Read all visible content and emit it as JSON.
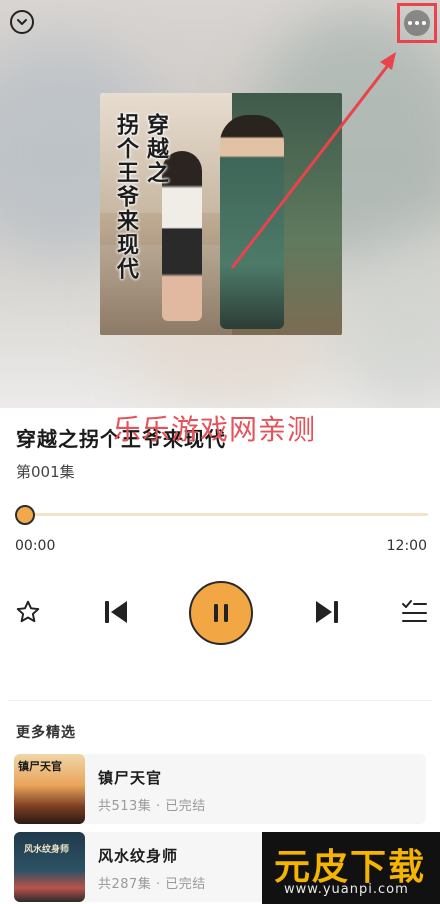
{
  "header": {
    "collapse_icon": "chevron-down-icon",
    "more_icon": "more-horizontal-icon"
  },
  "cover": {
    "title_col_right": "穿越之",
    "title_col_left": "拐个王爷来现代"
  },
  "watermark": "乐乐游戏网亲测",
  "track": {
    "title": "穿越之拐个王爷来现代",
    "episode": "第001集",
    "time_current": "00:00",
    "time_total": "12:00",
    "progress": 0
  },
  "controls": {
    "favorite_icon": "star-icon",
    "prev_icon": "skip-previous-icon",
    "play_state_icon": "pause-icon",
    "next_icon": "skip-next-icon",
    "playlist_icon": "playlist-icon"
  },
  "recommend": {
    "section_title": "更多精选",
    "items": [
      {
        "name": "镇尸天官",
        "meta": "共513集 · 已完结",
        "thumb_text": "镇尸天官"
      },
      {
        "name": "风水纹身师",
        "meta": "共287集 · 已完结",
        "thumb_text": "风水纹身师"
      }
    ]
  },
  "site_logo": {
    "main": "元皮下载",
    "url": "www.yuanpi.com"
  },
  "colors": {
    "accent": "#f3a644",
    "annotation_red": "#e9434b",
    "track": "#f3e4c6"
  }
}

▶ [WHAT IS REQUIRED] Give every record back exactly as it reads, with no images.

▶ [RESULT]
Read all visible content and emit it as JSON.
{
  "header": {
    "collapse_icon": "chevron-down-icon",
    "more_icon": "more-horizontal-icon"
  },
  "cover": {
    "title_col_right": "穿越之",
    "title_col_left": "拐个王爷来现代"
  },
  "watermark": "乐乐游戏网亲测",
  "track": {
    "title": "穿越之拐个王爷来现代",
    "episode": "第001集",
    "time_current": "00:00",
    "time_total": "12:00",
    "progress": 0
  },
  "controls": {
    "favorite_icon": "star-icon",
    "prev_icon": "skip-previous-icon",
    "play_state_icon": "pause-icon",
    "next_icon": "skip-next-icon",
    "playlist_icon": "playlist-icon"
  },
  "recommend": {
    "section_title": "更多精选",
    "items": [
      {
        "name": "镇尸天官",
        "meta": "共513集 · 已完结",
        "thumb_text": "镇尸天官"
      },
      {
        "name": "风水纹身师",
        "meta": "共287集 · 已完结",
        "thumb_text": "风水纹身师"
      }
    ]
  },
  "site_logo": {
    "main": "元皮下载",
    "url": "www.yuanpi.com"
  },
  "colors": {
    "accent": "#f3a644",
    "annotation_red": "#e9434b",
    "track": "#f3e4c6"
  }
}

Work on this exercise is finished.